= Korte opdracht 1 =
Bewerk de records vanaf de eerste regel tot en met de regel met "gridline-vertical xyxy=(879,62,881,524)", waarbij je "marker" vervangt door "markering" en de rest ongewijzigd laat. Geef alleen dat deel van de records terug.

##### Leestekst

De rechtbank heeft besloten het onderzoek te heropenen en te schorsen om nadere informatie te verkrijgen van de uitvaardigende justitiële autoriteit. De zaak moet opnieuw op zitting worden gebracht voor het verstrijken van de beslistermijn, zodat de officier van justitie de gestelde vragen kan voorleggen. De rechtbank heeft ook bevolen dat de opgeëiste persoon en een tolk in de Hongaarse taal worden opgeroepen voor een toekomstige zitting.

Uitspraak

RECHTBANK AMSTERDAM

INTERNATIONALE RECHTSHULPKAMER

Parketnummer: 13/245015-22 (EAB I)
RK nummer: 22/4571
Datum uitspraak: 16 december 2022
TUSSENUITSPRAAK
op de vordering ex artikel 23 Overleveringswet (OLW), ingediend door de officier van justitie bij deze rechtbank. Deze vordering dateert van 18 oktober 2022 en betreft onder meer het in behandeling nemen van een Europees aanhoudingsbevel (EAB).

##########
##### Opdrachtgegevens

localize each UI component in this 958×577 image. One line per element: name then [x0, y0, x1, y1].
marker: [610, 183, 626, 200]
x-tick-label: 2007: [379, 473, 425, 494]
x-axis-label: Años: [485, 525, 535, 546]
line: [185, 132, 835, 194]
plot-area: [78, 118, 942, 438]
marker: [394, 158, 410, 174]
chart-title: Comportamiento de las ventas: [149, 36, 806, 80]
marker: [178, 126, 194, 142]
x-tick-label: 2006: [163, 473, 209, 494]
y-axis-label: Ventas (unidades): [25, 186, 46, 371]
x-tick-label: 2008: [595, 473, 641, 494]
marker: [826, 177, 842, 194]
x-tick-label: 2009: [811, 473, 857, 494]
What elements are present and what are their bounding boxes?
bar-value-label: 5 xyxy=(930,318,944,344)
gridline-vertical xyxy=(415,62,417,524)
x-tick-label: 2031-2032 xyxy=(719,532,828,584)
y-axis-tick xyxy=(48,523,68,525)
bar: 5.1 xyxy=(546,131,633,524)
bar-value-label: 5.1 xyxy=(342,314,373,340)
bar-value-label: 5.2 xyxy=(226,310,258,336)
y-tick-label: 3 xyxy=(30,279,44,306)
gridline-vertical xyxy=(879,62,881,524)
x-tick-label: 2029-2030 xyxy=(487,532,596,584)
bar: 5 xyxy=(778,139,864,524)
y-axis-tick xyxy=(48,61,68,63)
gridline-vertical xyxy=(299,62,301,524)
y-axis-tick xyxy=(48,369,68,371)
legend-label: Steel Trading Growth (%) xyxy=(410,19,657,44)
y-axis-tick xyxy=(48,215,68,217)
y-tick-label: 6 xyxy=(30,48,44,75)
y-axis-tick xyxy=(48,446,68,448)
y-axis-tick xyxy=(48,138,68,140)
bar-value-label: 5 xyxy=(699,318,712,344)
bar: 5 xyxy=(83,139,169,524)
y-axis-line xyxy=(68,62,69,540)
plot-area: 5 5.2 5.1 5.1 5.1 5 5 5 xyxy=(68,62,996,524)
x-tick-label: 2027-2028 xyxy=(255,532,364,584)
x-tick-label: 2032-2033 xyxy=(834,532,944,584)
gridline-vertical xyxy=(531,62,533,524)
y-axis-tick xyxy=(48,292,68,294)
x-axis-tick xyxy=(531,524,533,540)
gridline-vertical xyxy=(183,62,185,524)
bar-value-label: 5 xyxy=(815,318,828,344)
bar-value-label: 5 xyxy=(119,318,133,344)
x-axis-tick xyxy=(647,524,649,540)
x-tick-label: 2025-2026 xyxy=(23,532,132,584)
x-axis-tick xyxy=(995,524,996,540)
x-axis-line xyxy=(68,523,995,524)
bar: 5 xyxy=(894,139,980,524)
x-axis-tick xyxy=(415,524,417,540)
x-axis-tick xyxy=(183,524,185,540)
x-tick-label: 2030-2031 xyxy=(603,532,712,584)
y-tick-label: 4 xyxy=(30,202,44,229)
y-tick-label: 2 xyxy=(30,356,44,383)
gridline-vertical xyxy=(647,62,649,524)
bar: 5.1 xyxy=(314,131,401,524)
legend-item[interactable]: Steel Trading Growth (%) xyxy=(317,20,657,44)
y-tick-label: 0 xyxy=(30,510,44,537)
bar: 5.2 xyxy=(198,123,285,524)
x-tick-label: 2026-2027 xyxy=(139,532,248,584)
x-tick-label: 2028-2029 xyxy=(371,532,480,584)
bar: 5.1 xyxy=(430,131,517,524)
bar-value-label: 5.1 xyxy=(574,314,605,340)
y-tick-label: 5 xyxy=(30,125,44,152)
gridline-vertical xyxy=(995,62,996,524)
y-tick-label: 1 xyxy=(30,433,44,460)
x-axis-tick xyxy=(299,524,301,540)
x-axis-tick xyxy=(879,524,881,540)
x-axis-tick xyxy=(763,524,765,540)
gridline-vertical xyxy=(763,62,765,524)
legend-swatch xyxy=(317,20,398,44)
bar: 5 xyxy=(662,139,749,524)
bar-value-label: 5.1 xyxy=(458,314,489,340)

##########

= Korte opdracht 2 =
In welke taal moet volgens de tekst over de tussenuitspraak een tolk worden opgeroepen?

= Volledig antwoord 1 =
localize each UI component in this 958×577 image. One line per element: name then [x0, y0, x1, y1].
markering: [610, 183, 626, 200]
x-tick-label: 2007: [379, 473, 425, 494]
x-axis-label: Años: [485, 525, 535, 546]
line: [185, 132, 835, 194]
plot-area: [78, 118, 942, 438]
markering: [394, 158, 410, 174]
chart-title: Comportamiento de las ventas: [149, 36, 806, 80]
markering: [178, 126, 194, 142]
x-tick-label: 2006: [163, 473, 209, 494]
y-axis-label: Ventas (unidades): [25, 186, 46, 371]
x-tick-label: 2008: [595, 473, 641, 494]
markering: [826, 177, 842, 194]
x-tick-label: 2009: [811, 473, 857, 494]
What elements are present and what are their bounding boxes?
bar-value-label: 5 xyxy=(930,318,944,344)
gridline-vertical xyxy=(415,62,417,524)
x-tick-label: 2031-2032 xyxy=(719,532,828,584)
y-axis-tick xyxy=(48,523,68,525)
bar: 5.1 xyxy=(546,131,633,524)
bar-value-label: 5.1 xyxy=(342,314,373,340)
bar-value-label: 5.2 xyxy=(226,310,258,336)
y-tick-label: 3 xyxy=(30,279,44,306)
gridline-vertical xyxy=(879,62,881,524)

= Volledig antwoord 2 =
In de Hongaarse taal.